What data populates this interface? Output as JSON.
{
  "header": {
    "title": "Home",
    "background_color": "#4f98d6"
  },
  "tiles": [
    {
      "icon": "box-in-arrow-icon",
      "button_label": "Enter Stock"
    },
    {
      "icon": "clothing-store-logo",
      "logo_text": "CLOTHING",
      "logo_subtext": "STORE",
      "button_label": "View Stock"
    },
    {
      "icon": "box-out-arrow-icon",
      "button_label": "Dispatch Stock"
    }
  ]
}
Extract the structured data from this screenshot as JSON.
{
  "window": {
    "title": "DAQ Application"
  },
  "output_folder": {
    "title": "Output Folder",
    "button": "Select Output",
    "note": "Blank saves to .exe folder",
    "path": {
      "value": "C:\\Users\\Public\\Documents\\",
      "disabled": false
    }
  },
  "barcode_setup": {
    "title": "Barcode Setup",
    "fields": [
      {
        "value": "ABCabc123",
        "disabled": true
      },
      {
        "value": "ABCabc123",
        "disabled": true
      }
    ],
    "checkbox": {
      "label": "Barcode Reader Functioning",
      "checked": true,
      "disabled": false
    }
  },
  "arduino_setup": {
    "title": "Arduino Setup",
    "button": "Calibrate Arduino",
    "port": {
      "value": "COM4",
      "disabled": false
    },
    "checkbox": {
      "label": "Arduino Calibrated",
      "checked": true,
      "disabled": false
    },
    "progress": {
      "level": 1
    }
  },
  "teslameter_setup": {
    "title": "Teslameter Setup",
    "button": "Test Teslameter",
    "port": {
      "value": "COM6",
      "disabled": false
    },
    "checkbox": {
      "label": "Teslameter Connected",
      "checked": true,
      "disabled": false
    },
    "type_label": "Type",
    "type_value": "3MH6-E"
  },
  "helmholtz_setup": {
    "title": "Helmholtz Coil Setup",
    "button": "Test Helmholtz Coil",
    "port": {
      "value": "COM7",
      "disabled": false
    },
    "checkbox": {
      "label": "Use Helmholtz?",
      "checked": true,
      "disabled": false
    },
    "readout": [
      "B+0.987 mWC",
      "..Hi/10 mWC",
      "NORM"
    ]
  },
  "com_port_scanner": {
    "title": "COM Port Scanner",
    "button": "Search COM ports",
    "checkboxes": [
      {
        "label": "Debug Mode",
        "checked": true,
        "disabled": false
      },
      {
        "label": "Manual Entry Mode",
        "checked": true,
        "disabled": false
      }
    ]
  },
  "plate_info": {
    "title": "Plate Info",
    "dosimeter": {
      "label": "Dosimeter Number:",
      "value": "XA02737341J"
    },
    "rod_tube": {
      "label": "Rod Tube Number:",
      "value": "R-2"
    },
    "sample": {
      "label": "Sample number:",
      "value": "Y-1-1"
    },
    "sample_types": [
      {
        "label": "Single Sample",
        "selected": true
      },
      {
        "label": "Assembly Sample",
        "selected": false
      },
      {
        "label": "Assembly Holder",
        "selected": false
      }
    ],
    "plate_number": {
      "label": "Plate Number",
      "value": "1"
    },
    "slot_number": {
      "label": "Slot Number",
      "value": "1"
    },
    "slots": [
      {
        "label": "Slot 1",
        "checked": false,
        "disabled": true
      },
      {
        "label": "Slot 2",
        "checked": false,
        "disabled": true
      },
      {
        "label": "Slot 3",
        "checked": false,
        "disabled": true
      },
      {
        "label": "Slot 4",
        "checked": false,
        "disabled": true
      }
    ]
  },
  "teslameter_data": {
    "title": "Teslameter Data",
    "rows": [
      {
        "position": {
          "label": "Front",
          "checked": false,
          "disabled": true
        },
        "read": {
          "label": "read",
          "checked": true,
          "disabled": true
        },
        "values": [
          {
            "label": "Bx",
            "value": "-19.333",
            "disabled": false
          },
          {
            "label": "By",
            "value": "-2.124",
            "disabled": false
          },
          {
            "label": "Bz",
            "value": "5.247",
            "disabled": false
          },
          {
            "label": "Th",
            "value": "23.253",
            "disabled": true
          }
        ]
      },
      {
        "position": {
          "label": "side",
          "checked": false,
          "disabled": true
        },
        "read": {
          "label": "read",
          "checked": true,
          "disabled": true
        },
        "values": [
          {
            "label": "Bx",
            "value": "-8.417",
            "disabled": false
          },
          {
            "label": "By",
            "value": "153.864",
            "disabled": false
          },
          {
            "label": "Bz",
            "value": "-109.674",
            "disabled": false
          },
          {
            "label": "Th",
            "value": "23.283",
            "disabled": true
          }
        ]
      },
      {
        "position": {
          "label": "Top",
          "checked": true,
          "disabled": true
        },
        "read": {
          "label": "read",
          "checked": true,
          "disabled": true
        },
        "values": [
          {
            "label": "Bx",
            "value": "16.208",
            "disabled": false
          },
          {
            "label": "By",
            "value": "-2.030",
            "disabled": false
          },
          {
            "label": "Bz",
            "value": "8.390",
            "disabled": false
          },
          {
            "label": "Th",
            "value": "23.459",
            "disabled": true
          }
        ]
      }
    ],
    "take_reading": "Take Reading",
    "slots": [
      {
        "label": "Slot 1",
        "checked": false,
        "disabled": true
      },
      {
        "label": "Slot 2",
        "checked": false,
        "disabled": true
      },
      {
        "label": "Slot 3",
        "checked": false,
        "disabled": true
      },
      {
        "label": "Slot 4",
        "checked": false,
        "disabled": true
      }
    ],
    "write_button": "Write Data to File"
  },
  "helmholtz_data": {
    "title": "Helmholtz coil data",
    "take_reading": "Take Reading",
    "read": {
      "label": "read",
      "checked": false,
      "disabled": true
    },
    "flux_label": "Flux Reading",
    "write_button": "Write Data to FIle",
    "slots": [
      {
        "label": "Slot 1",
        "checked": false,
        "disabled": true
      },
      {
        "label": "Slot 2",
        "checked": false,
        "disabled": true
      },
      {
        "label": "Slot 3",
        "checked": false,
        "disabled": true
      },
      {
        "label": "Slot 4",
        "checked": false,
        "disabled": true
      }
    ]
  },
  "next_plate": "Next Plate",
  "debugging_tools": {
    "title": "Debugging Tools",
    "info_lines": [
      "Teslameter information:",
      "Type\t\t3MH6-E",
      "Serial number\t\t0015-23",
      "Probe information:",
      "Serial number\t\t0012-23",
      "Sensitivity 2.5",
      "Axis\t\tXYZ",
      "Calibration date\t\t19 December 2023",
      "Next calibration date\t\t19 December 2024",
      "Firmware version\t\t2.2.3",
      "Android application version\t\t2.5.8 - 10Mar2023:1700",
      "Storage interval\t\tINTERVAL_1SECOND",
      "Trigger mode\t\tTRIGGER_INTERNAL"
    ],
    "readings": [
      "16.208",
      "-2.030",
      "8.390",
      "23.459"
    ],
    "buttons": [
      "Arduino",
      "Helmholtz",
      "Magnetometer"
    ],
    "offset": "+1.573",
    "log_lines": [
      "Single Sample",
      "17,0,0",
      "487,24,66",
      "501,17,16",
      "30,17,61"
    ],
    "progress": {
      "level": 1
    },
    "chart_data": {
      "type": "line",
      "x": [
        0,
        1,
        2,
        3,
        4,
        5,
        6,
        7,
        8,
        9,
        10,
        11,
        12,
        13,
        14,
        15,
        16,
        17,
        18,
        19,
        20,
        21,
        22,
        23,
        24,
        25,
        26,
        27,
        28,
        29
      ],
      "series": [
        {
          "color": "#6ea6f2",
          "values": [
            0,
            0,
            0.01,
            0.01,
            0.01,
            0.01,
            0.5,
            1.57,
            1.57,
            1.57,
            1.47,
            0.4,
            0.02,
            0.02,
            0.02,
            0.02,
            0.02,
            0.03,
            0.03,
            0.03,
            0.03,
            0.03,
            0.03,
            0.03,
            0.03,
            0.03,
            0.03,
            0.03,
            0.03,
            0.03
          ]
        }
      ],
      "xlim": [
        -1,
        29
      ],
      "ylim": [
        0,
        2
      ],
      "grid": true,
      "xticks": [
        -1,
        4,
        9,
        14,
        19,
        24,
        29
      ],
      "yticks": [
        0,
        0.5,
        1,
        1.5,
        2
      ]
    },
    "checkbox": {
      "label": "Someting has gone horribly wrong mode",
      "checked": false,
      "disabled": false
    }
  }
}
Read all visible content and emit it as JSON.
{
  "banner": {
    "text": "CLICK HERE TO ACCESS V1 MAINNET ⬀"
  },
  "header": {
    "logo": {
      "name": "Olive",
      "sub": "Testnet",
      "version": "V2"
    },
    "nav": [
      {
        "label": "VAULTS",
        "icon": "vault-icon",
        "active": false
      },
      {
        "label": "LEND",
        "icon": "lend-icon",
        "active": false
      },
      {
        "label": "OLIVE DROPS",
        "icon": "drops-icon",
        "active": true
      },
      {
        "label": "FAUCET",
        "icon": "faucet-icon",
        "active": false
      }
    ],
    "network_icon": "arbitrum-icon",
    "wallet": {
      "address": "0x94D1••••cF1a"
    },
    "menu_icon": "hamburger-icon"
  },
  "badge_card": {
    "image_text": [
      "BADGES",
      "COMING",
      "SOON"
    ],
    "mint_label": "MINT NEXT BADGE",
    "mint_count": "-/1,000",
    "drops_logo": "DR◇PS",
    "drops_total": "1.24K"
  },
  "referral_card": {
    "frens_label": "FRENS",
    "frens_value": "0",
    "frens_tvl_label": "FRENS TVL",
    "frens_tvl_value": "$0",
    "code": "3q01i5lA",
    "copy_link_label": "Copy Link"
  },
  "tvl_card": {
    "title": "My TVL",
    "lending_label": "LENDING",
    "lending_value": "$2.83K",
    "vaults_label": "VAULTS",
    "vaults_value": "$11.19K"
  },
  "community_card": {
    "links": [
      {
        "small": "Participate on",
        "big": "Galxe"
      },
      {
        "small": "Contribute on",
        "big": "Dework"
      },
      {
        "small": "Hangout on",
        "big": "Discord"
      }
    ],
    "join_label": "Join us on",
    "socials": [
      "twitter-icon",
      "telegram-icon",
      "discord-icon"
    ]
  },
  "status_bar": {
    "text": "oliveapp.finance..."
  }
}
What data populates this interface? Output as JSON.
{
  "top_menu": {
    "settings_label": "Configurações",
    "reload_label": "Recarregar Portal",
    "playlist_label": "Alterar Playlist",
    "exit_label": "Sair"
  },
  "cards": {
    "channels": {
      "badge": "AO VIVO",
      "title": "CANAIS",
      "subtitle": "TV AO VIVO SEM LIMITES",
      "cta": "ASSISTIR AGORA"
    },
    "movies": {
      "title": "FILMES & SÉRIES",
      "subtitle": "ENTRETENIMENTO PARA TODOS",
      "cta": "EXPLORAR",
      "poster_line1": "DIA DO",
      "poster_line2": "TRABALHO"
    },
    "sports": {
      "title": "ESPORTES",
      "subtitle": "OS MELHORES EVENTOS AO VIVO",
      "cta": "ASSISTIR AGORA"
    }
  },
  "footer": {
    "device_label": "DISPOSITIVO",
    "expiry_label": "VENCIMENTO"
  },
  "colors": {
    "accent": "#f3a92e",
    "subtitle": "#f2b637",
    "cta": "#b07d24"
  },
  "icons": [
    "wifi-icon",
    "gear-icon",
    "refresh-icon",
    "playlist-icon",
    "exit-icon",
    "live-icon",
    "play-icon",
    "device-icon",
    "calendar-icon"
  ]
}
....
| Objective |
From the records above, copy every line that holds the word "Assembly".

| Response |
        "label": "Assembly Sample",
        "label": "Assembly Holder",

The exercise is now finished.